> [EXERCISE AIM]
Render every line of the rows below as a JSON list of strings, one string per line, leaving out blank lines and the pictures.
============================================================
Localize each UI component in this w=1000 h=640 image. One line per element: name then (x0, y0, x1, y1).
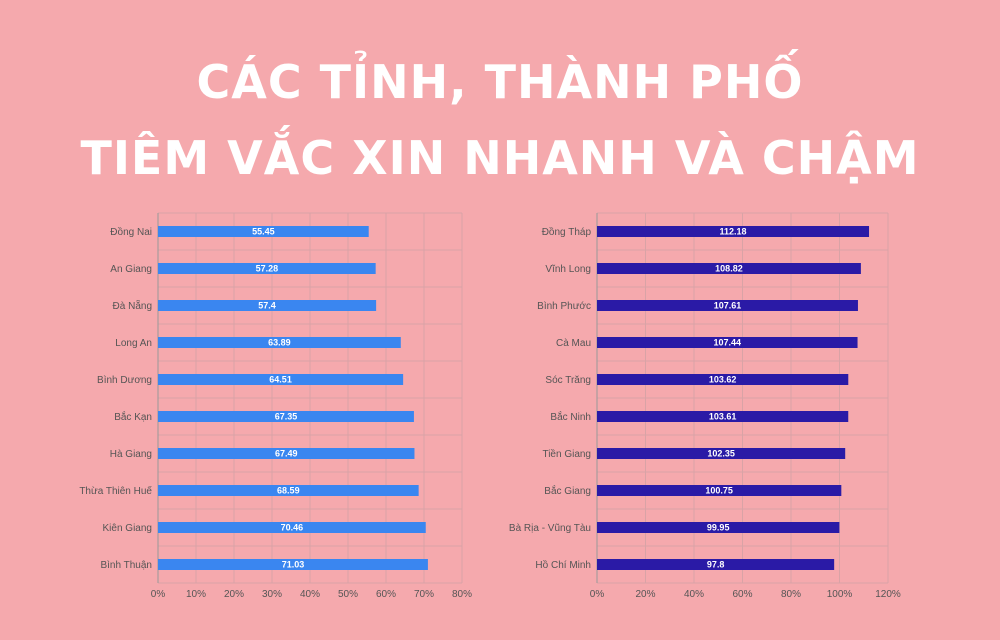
category-label: Bắc Giang (544, 484, 591, 497)
data-label: 100.75 (705, 486, 733, 496)
data-label: 103.62 (709, 375, 737, 385)
category-label: Tiền Giang (542, 448, 591, 460)
data-label: 103.61 (709, 412, 737, 422)
x-tick-label: 0% (151, 589, 166, 600)
bar (158, 300, 377, 311)
x-tick-label: 60% (732, 589, 752, 600)
x-tick-label: 40% (300, 589, 320, 600)
category-label: Thừa Thiên Huế (79, 485, 152, 497)
bar (158, 411, 414, 422)
category-label: Hồ Chí Minh (535, 559, 591, 571)
data-label: 57.4 (258, 301, 276, 311)
category-label: Cà Mau (556, 338, 591, 349)
category-label: Long An (115, 338, 152, 349)
bar (597, 374, 849, 385)
bar (158, 226, 369, 237)
bar (597, 522, 840, 533)
data-label: 99.95 (707, 523, 730, 533)
category-label: Bình Dương (97, 375, 152, 386)
x-tick-label: 30% (262, 589, 282, 600)
category-label: Hà Giang (110, 449, 152, 460)
category-label: Bắc Ninh (550, 410, 591, 423)
data-label: 68.59 (277, 486, 300, 496)
category-label: Bình Thuận (100, 560, 152, 571)
bar-chart-fastest: 0% 10% 20% 30% 40% 50% 60% 70% 80% Đồng Nai 55.45 A… (79, 212, 472, 600)
data-label: 97.8 (707, 560, 725, 570)
data-label: 112.18 (720, 227, 747, 237)
category-label: Bắc Kạn (114, 410, 152, 423)
data-label: 102.35 (707, 449, 735, 459)
x-tick-label: 20% (224, 589, 244, 600)
data-label: 57.28 (256, 264, 279, 274)
category-label: An Giang (110, 264, 152, 275)
page-title-line-2: TIÊM VẮC XIN NHANH VÀ CHẬM (80, 131, 920, 185)
category-label: Kiên Giang (103, 523, 152, 534)
x-tick-label: 100% (827, 589, 853, 600)
bar (158, 522, 426, 533)
data-label: 67.49 (275, 449, 298, 459)
bar (597, 559, 835, 570)
bar (158, 263, 376, 274)
bar (158, 374, 404, 385)
category-label: Đồng Tháp (542, 226, 592, 238)
data-label: 108.82 (715, 264, 743, 274)
bar (597, 226, 870, 237)
bar (597, 300, 858, 311)
data-label: 64.51 (269, 375, 292, 385)
x-tick-label: 60% (376, 589, 396, 600)
x-tick-label: 50% (338, 589, 358, 600)
category-label: Bà Rịa - Vũng Tàu (509, 523, 591, 534)
category-label: Sóc Trăng (545, 375, 591, 386)
data-label: 107.61 (714, 301, 742, 311)
bar (158, 485, 419, 496)
bar (158, 448, 415, 459)
data-label: 70.46 (281, 523, 304, 533)
page-title-line-1: CÁC TỈNH, THÀNH PHỐ (196, 55, 804, 109)
bar (158, 337, 401, 348)
x-tick-label: 80% (452, 589, 472, 600)
data-label: 55.45 (252, 227, 275, 237)
data-label: 107.44 (714, 338, 742, 348)
category-label: Đồng Nai (110, 226, 152, 238)
bar (597, 448, 846, 459)
x-tick-label: 40% (684, 589, 704, 600)
bar (597, 411, 849, 422)
bar (158, 559, 428, 570)
bar (597, 485, 842, 496)
bar (597, 337, 858, 348)
data-label: 63.89 (268, 338, 291, 348)
bar (597, 263, 861, 274)
x-tick-label: 70% (414, 589, 434, 600)
bar-chart-slowest: 0% 20% 40% 60% 80% 100% 120% Đồng Tháp 112.18 Vĩn… (509, 212, 901, 600)
x-tick-label: 0% (590, 589, 605, 600)
x-tick-label: 120% (875, 589, 901, 600)
x-tick-label: 80% (781, 589, 801, 600)
x-tick-label: 20% (635, 589, 655, 600)
category-label: Đà Nẵng (113, 299, 152, 312)
data-label: 67.35 (275, 412, 298, 422)
x-tick-label: 10% (186, 589, 206, 600)
category-label: Bình Phước (537, 301, 591, 312)
category-label: Vĩnh Long (545, 264, 591, 275)
data-label: 71.03 (282, 560, 305, 570)
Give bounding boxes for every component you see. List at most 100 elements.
============================================================
> [COMPLETED TASK]
[
  "Localize each UI component in this w=1000 h=640 image. One line per element: name then (x0, y0, x1, y1).",
  "category-label: Bắc Giang (544, 484, 591, 497)",
  "data-label: 100.75 (705, 486, 733, 496)",
  "data-label: 103.62 (709, 375, 737, 385)",
  "category-label: Tiền Giang (542, 448, 591, 460)",
  "data-label: 103.61 (709, 412, 737, 422)",
  "x-tick-label: 0% (151, 589, 166, 600)",
  "bar (158, 300, 377, 311)",
  "x-tick-label: 60% (732, 589, 752, 600)",
  "x-tick-label: 40% (300, 589, 320, 600)",
  "category-label: Thừa Thiên Huế (79, 485, 152, 497)",
  "bar (158, 411, 414, 422)",
  "category-label: Hồ Chí Minh (535, 559, 591, 571)",
  "data-label: 57.4 (258, 301, 276, 311)",
  "category-label: Cà Mau (556, 338, 591, 349)",
  "category-label: Long An (115, 338, 152, 349)",
  "bar (597, 374, 849, 385)",
  "bar (158, 226, 369, 237)",
  "bar (597, 522, 840, 533)",
  "data-label: 99.95 (707, 523, 730, 533)",
  "category-label: Bình Dương (97, 375, 152, 386)",
  "x-tick-label: 30% (262, 589, 282, 600)",
  "category-label: Hà Giang (110, 449, 152, 460)",
  "category-label: Bắc Ninh (550, 410, 591, 423)",
  "data-label: 68.59 (277, 486, 300, 496)",
  "category-label: Bình Thuận (100, 560, 152, 571)",
  "bar-chart-fastest: 0% 10% 20% 30% 40% 50% 60% 70% 80% Đồng Nai 55.45 A… (79, 212, 472, 600)",
  "data-label: 97.8 (707, 560, 725, 570)",
  "data-label: 112.18 (720, 227, 747, 237)",
  "category-label: Bắc Kạn (114, 410, 152, 423)",
  "data-label: 102.35 (707, 449, 735, 459)",
  "x-tick-label: 20% (224, 589, 244, 600)",
  "data-label: 57.28 (256, 264, 279, 274)",
  "category-label: An Giang (110, 264, 152, 275)",
  "page-title-line-2: TIÊM VẮC XIN NHANH VÀ CHẬM (80, 131, 920, 185)",
  "category-label: Kiên Giang (103, 523, 152, 534)",
  "x-tick-label: 100% (827, 589, 853, 600)",
  "bar (158, 522, 426, 533)",
  "data-label: 67.49 (275, 449, 298, 459)",
  "bar (597, 559, 835, 570)",
  "bar (158, 263, 376, 274)",
  "bar (158, 374, 404, 385)",
  "category-label: Đồng Tháp (542, 226, 592, 238)",
  "data-label: 108.82 (715, 264, 743, 274)",
  "bar (597, 226, 870, 237)",
  "bar (597, 300, 858, 311)",
  "data-label: 64.51 (269, 375, 292, 385)",
  "x-tick-label: 60% (376, 589, 396, 600)",
  "x-tick-label: 50% (338, 589, 358, 600)",
  "category-label: Bà Rịa - Vũng Tàu (509, 523, 591, 534)",
  "category-label: Sóc Trăng (545, 375, 591, 386)",
  "data-label: 107.61 (714, 301, 742, 311)",
  "bar (158, 485, 419, 496)",
  "bar (158, 448, 415, 459)",
  "data-label: 70.46 (281, 523, 304, 533)",
  "page-title-line-1: CÁC TỈNH, THÀNH PHỐ (196, 55, 804, 109)",
  "bar (158, 337, 401, 348)",
  "x-tick-label: 80% (452, 589, 472, 600)",
  "data-label: 55.45 (252, 227, 275, 237)",
  "data-label: 107.44 (714, 338, 742, 348)",
  "category-label: Đồng Nai (110, 226, 152, 238)",
  "bar (597, 448, 846, 459)",
  "x-tick-label: 40% (684, 589, 704, 600)",
  "bar (597, 411, 849, 422)",
  "bar (158, 559, 428, 570)",
  "bar (597, 485, 842, 496)",
  "bar (597, 337, 858, 348)",
  "data-label: 63.89 (268, 338, 291, 348)",
  "bar (597, 263, 861, 274)",
  "x-tick-label: 70% (414, 589, 434, 600)",
  "bar-chart-slowest: 0% 20% 40% 60% 80% 100% 120% Đồng Tháp 112.18 Vĩn… (509, 212, 901, 600)",
  "x-tick-label: 0% (590, 589, 605, 600)",
  "x-tick-label: 120% (875, 589, 901, 600)",
  "x-tick-label: 80% (781, 589, 801, 600)",
  "x-tick-label: 20% (635, 589, 655, 600)",
  "category-label: Đà Nẵng (113, 299, 152, 312)",
  "data-label: 67.35 (275, 412, 298, 422)",
  "x-tick-label: 10% (186, 589, 206, 600)",
  "category-label: Bình Phước (537, 301, 591, 312)",
  "category-label: Vĩnh Long (545, 264, 591, 275)",
  "data-label: 71.03 (282, 560, 305, 570)",
  "Give bounding boxes for every component you see. List at most 100 elements."
]